### SHORT PROBLEM
Tally every line of the listing where the string "sagte" is found, and state the total alone.

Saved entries
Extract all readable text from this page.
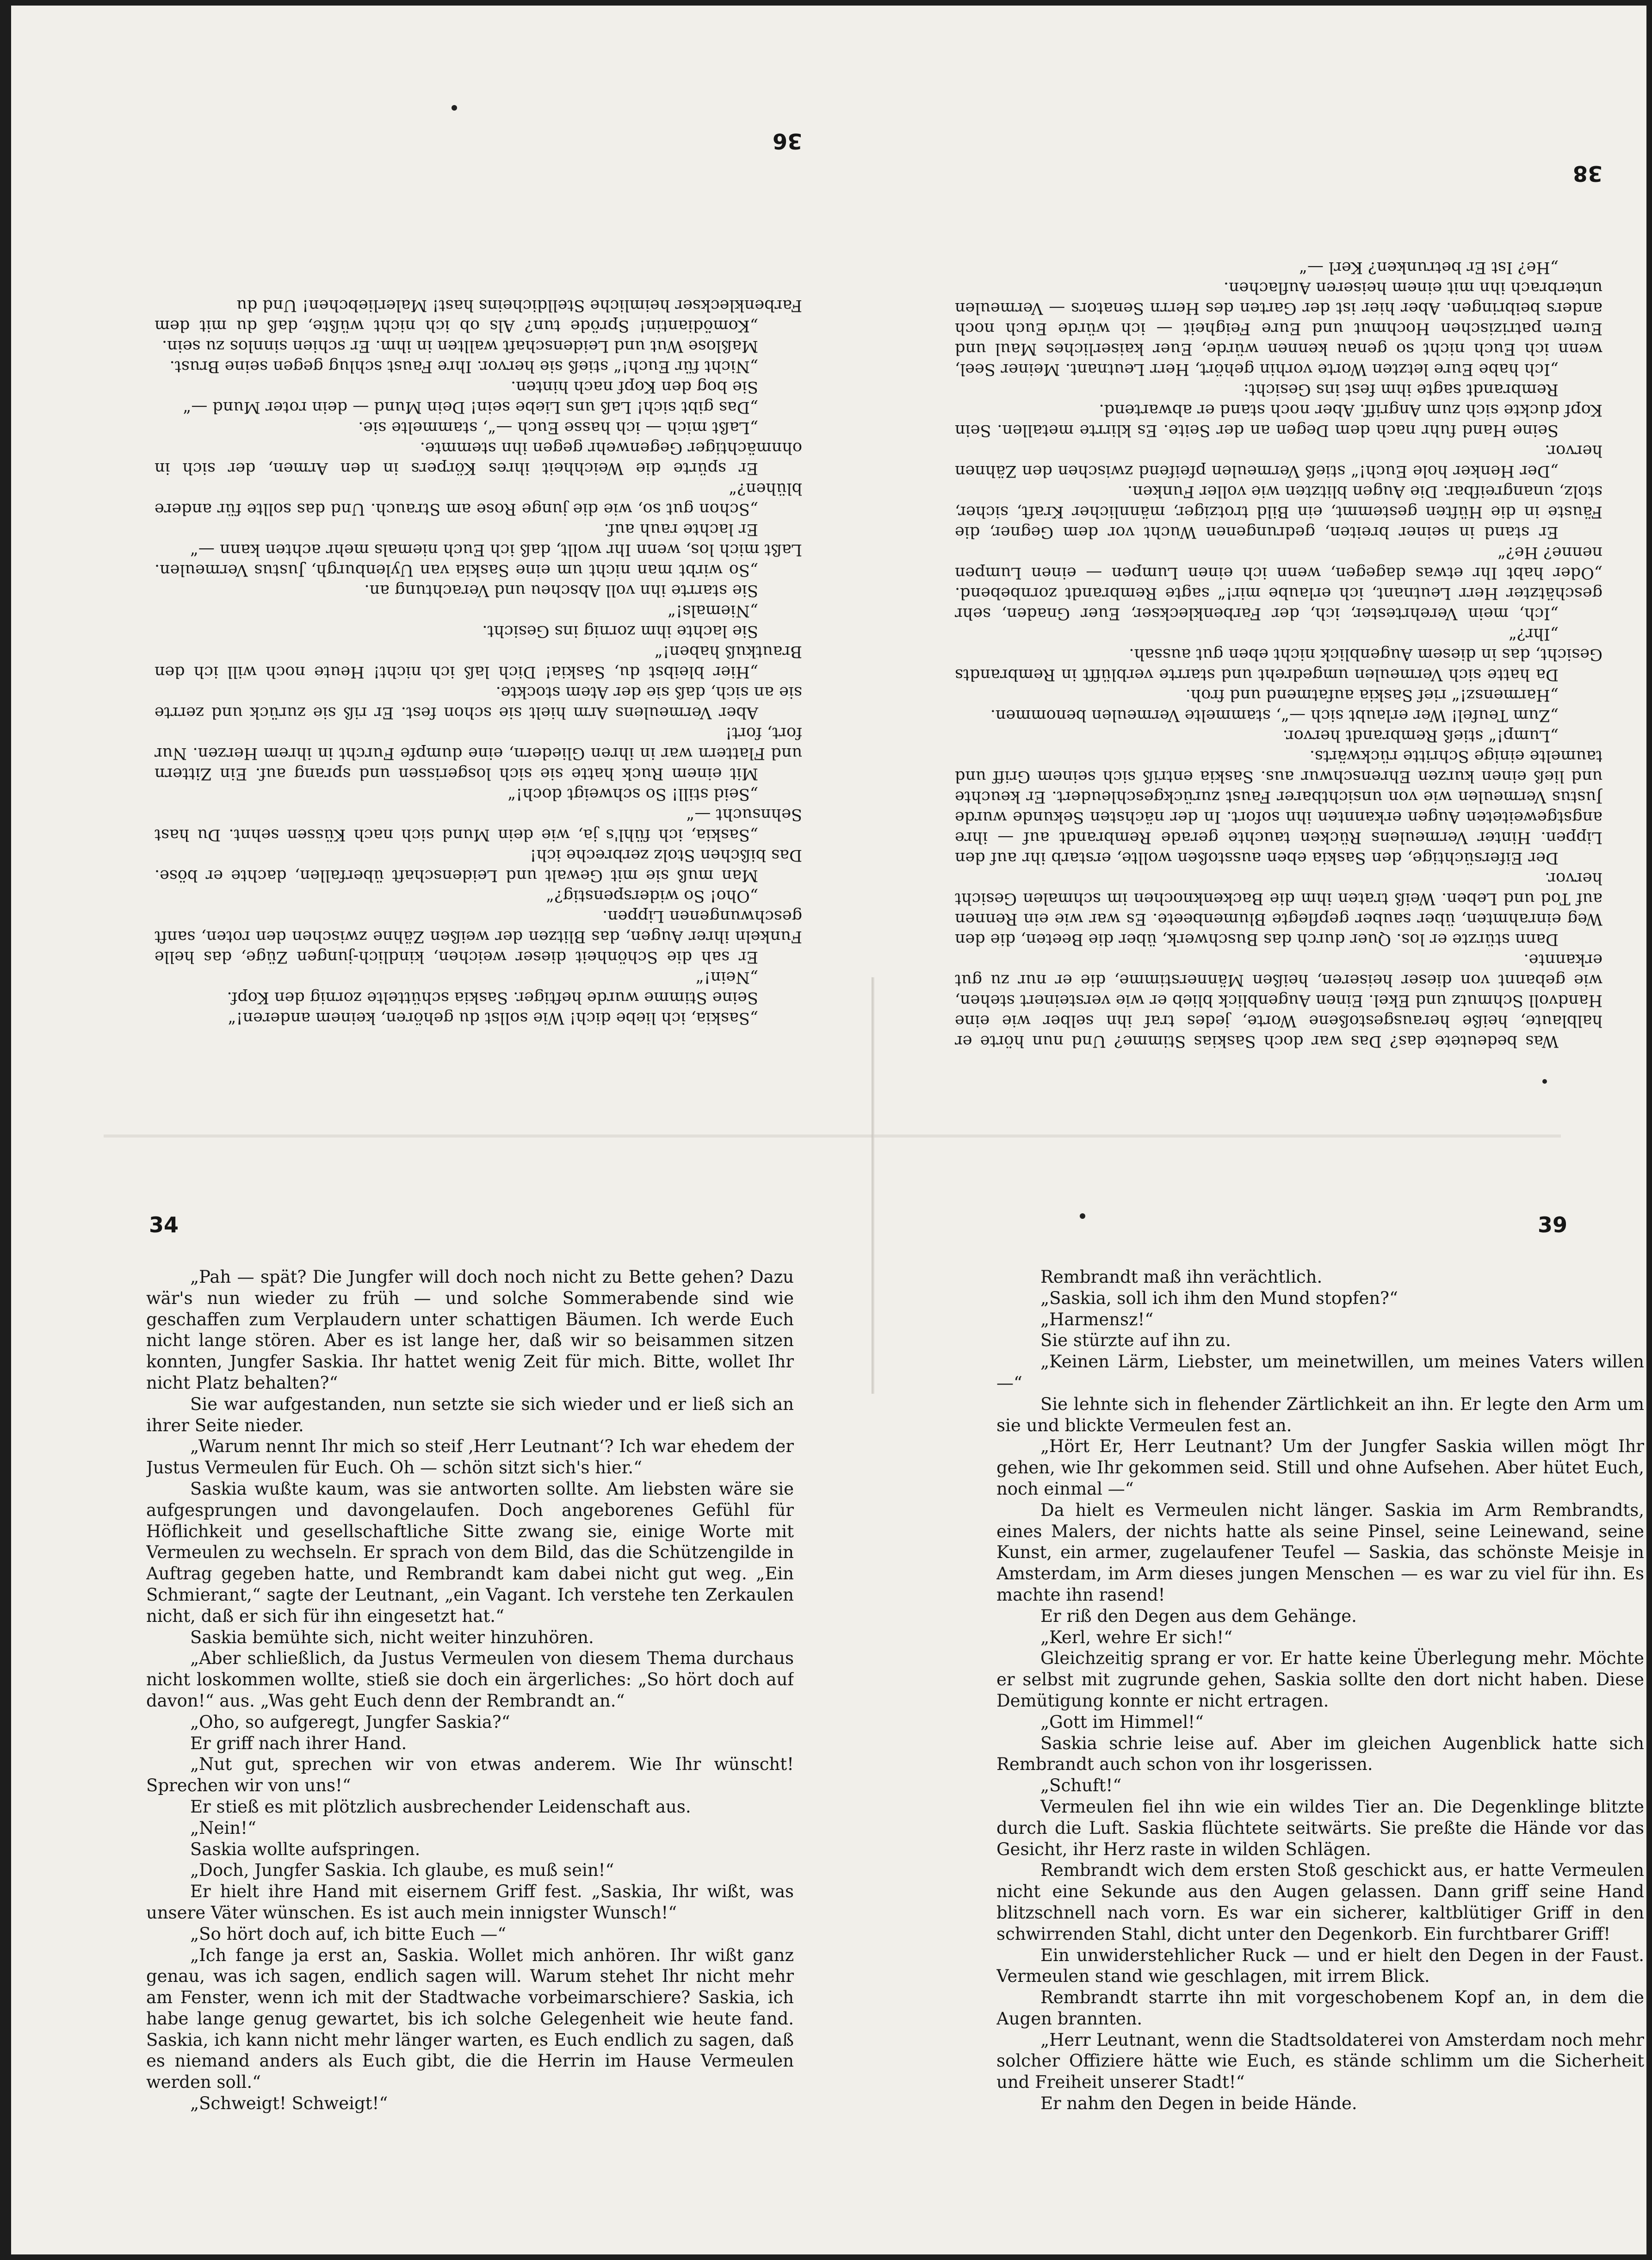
36

„Saskia, ich liebe dich! Wie sollst du gehören, keinem anderen!“

Seine Stimme wurde heftiger. Saskia schüttelte zornig den Kopf.

„Nein!“

Er sah die Schönheit dieser weichen, kindlich-jungen Züge, das helle Funkeln ihrer Augen, das Blitzen der weißen Zähne zwischen den roten, sanft geschwungenen Lippen.

„Oho! So widerspenstig?“

Man muß sie mit Gewalt und Leidenschaft überfallen, dachte er böse. Das bißchen Stolz zerbreche ich!

„Saskia, ich fühl's ja, wie dein Mund sich nach Küssen sehnt. Du hast Sehnsucht —“

„Seid still! So schweigt doch!“

Mit einem Ruck hatte sie sich losgerissen und sprang auf. Ein Zittern und Flattern war in ihren Gliedern, eine dumpfe Furcht in ihrem Herzen. Nur fort, fort!

Aber Vermeulens Arm hielt sie schon fest. Er riß sie zurück und zerrte sie an sich, daß sie der Atem stockte.

„Hier bleibst du, Saskia! Dich laß ich nicht! Heute noch will ich den Brautkuß haben!“

Sie lachte ihm zornig ins Gesicht.

„Niemals!“

Sie starrte ihn voll Abscheu und Verachtung an.

„So wirbt man nicht um eine Saskia van Uylenburgh, Justus Vermeulen. Laßt mich los, wenn Ihr wollt, daß ich Euch niemals mehr achten kann —“

Er lachte rauh auf.

„Schon gut so, wie die junge Rose am Strauch. Und das sollte für andere blühen?“

Er spürte die Weichheit ihres Körpers in den Armen, der sich in ohnmächtiger Gegenwehr gegen ihn stemmte.

„Laßt mich — ich hasse Euch —“, stammelte sie.

„Das gibt sich! Laß uns Liebe sein! Dein Mund — dein roter Mund —“

Sie bog den Kopf nach hinten.

„Nicht für Euch!“ stieß sie hervor. Ihre Faust schlug gegen seine Brust.

Maßlose Wut und Leidenschaft wallten in ihm. Er schien sinnlos zu sein.

„Komödiantin! Spröde tun? Als ob ich nicht wüßte, daß du mit dem Farbenkleckser heimliche Stelldicheins hast! Malerliebchen! Und du

38

Was bedeutete das? Das war doch Saskias Stimme? Und nun hörte er halblaute, heiße herausgestoßene Worte, jedes traf ihn selber wie eine Handvoll Schmutz und Ekel. Einen Augenblick blieb er wie versteinert stehen, wie gebannt von dieser heiseren, heißen Männerstimme, die er nur zu gut erkannte.

Dann stürzte er los. Quer durch das Buschwerk, über die Beeten, die den Weg einrahmten, über sauber gepflegte Blumenbeete. Es war wie ein Rennen auf Tod und Leben. Weiß traten ihm die Backenknochen im schmalen Gesicht hervor.

Der Eifersüchtige, den Saskia eben ausstoßen wollte, erstarb ihr auf den Lippen. Hinter Vermeulens Rücken tauchte gerade Rembrandt auf — ihre angstgeweiteten Augen erkannten ihn sofort. In der nächsten Sekunde wurde Justus Vermeulen wie von unsichtbarer Faust zurückgeschleudert. Er keuchte und ließ einen kurzen Ehrenschwur aus. Saskia entriß sich seinem Griff und taumelte einige Schritte rückwärts.

„Lump!“ stieß Rembrandt hervor.

„Zum Teufel! Wer erlaubt sich —“, stammelte Vermeulen benommen.

„Harmensz!“ rief Saskia aufatmend und froh.

Da hatte sich Vermeulen umgedreht und starrte verblüfft in Rembrandts Gesicht, das in diesem Augenblick nicht eben gut aussah.

„Ihr?“

„Ich, mein Verehrtester, ich, der Farbenkleckser, Euer Gnaden, sehr geschätzter Herr Leutnant, ich erlaube mir!“ sagte Rembrandt zornbebend. „Oder habt Ihr etwas dagegen, wenn ich einen Lumpen — einen Lumpen nenne? He?“

Er stand in seiner breiten, gedrungenen Wucht vor dem Gegner, die Fäuste in die Hüften gestemmt, ein Bild trotziger, männlicher Kraft, sicher, stolz, unangreifbar. Die Augen blitzten wie voller Funken.

„Der Henker hole Euch!“ stieß Vermeulen pfeifend zwischen den Zähnen hervor.

Seine Hand fuhr nach dem Degen an der Seite. Es klirrte metallen. Sein Kopf duckte sich zum Angriff. Aber noch stand er abwartend.

Rembrandt sagte ihm fest ins Gesicht:

„Ich habe Eure letzten Worte vorhin gehört, Herr Leutnant. Meiner Seel, wenn ich Euch nicht so genau kennen würde, Euer kaiserliches Maul und Euren patrizischen Hochmut und Eure Feigheit — ich würde Euch noch anders beibringen. Aber hier ist der Garten des Herrn Senators — Vermeulen unterbrach ihn mit einem heiseren Auflachen.

„He? Ist Er betrunken? Kerl —“

34

„Pah — spät? Die Jungfer will doch noch nicht zu Bette gehen? Dazu wär's nun wieder zu früh — und solche Sommerabende sind wie geschaffen zum Verplaudern unter schattigen Bäumen. Ich werde Euch nicht lange stören. Aber es ist lange her, daß wir so beisammen sitzen konnten, Jungfer Saskia. Ihr hattet wenig Zeit für mich. Bitte, wollet Ihr nicht Platz behalten?“

Sie war aufgestanden, nun setzte sie sich wieder und er ließ sich an ihrer Seite nieder.

„Warum nennt Ihr mich so steif ‚Herr Leutnant‘? Ich war ehedem der Justus Vermeulen für Euch. Oh — schön sitzt sich's hier.“

Saskia wußte kaum, was sie antworten sollte. Am liebsten wäre sie aufgesprungen und davongelaufen. Doch angeborenes Gefühl für Höflichkeit und gesellschaftliche Sitte zwang sie, einige Worte mit Vermeulen zu wechseln. Er sprach von dem Bild, das die Schützengilde in Auftrag gegeben hatte, und Rembrandt kam dabei nicht gut weg. „Ein Schmierant,“ sagte der Leutnant, „ein Vagant. Ich verstehe ten Zerkaulen nicht, daß er sich für ihn eingesetzt hat.“

Saskia bemühte sich, nicht weiter hinzuhören.

„Aber schließlich, da Justus Vermeulen von diesem Thema durchaus nicht loskommen wollte, stieß sie doch ein ärgerliches: „So hört doch auf davon!“ aus. „Was geht Euch denn der Rembrandt an.“

„Oho, so aufgeregt, Jungfer Saskia?“

Er griff nach ihrer Hand.

„Nut gut, sprechen wir von etwas anderem. Wie Ihr wünscht! Sprechen wir von uns!“

Er stieß es mit plötzlich ausbrechender Leidenschaft aus.

„Nein!“

Saskia wollte aufspringen.

„Doch, Jungfer Saskia. Ich glaube, es muß sein!“

Er hielt ihre Hand mit eisernem Griff fest. „Saskia, Ihr wißt, was unsere Väter wünschen. Es ist auch mein innigster Wunsch!“

„So hört doch auf, ich bitte Euch —“

„Ich fange ja erst an, Saskia. Wollet mich anhören. Ihr wißt ganz genau, was ich sagen, endlich sagen will. Warum stehet Ihr nicht mehr am Fenster, wenn ich mit der Stadtwache vorbeimarschiere? Saskia, ich habe lange genug gewartet, bis ich solche Gelegenheit wie heute fand. Saskia, ich kann nicht mehr länger warten, es Euch endlich zu sagen, daß es niemand anders als Euch gibt, die die Herrin im Hause Vermeulen werden soll.“

„Schweigt! Schweigt!“

39

Rembrandt maß ihn verächtlich.

„Saskia, soll ich ihm den Mund stopfen?“

„Harmensz!“

Sie stürzte auf ihn zu.

„Keinen Lärm, Liebster, um meinetwillen, um meines Vaters willen —“

Sie lehnte sich in flehender Zärtlichkeit an ihn. Er legte den Arm um sie und blickte Vermeulen fest an.

„Hört Er, Herr Leutnant? Um der Jungfer Saskia willen mögt Ihr gehen, wie Ihr gekommen seid. Still und ohne Aufsehen. Aber hütet Euch, noch einmal —“

Da hielt es Vermeulen nicht länger. Saskia im Arm Rembrandts, eines Malers, der nichts hatte als seine Pinsel, seine Leinewand, seine Kunst, ein armer, zugelaufener Teufel — Saskia, das schönste Meisje in Amsterdam, im Arm dieses jungen Menschen — es war zu viel für ihn. Es machte ihn rasend!

Er riß den Degen aus dem Gehänge.

„Kerl, wehre Er sich!“

Gleichzeitig sprang er vor. Er hatte keine Überlegung mehr. Möchte er selbst mit zugrunde gehen, Saskia sollte den dort nicht haben. Diese Demütigung konnte er nicht ertragen.

„Gott im Himmel!“

Saskia schrie leise auf. Aber im gleichen Augenblick hatte sich Rembrandt auch schon von ihr losgerissen.

„Schuft!“

Vermeulen fiel ihn wie ein wildes Tier an. Die Degenklinge blitzte durch die Luft. Saskia flüchtete seitwärts. Sie preßte die Hände vor das Gesicht, ihr Herz raste in wilden Schlägen.

Rembrandt wich dem ersten Stoß geschickt aus, er hatte Vermeulen nicht eine Sekunde aus den Augen gelassen. Dann griff seine Hand blitzschnell nach vorn. Es war ein sicherer, kaltblütiger Griff in den schwirrenden Stahl, dicht unter den Degenkorb. Ein furchtbarer Griff!

Ein unwiderstehlicher Ruck — und er hielt den Degen in der Faust. Vermeulen stand wie geschlagen, mit irrem Blick.

Rembrandt starrte ihn mit vorgeschobenem Kopf an, in dem die Augen brannten.

„Herr Leutnant, wenn die Stadtsoldaterei von Amsterdam noch mehr solcher Offiziere hätte wie Euch, es stände schlimm um die Sicherheit und Freiheit unserer Stadt!“

Er nahm den Degen in beide Hände.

### RESULT OF THIS TASK
3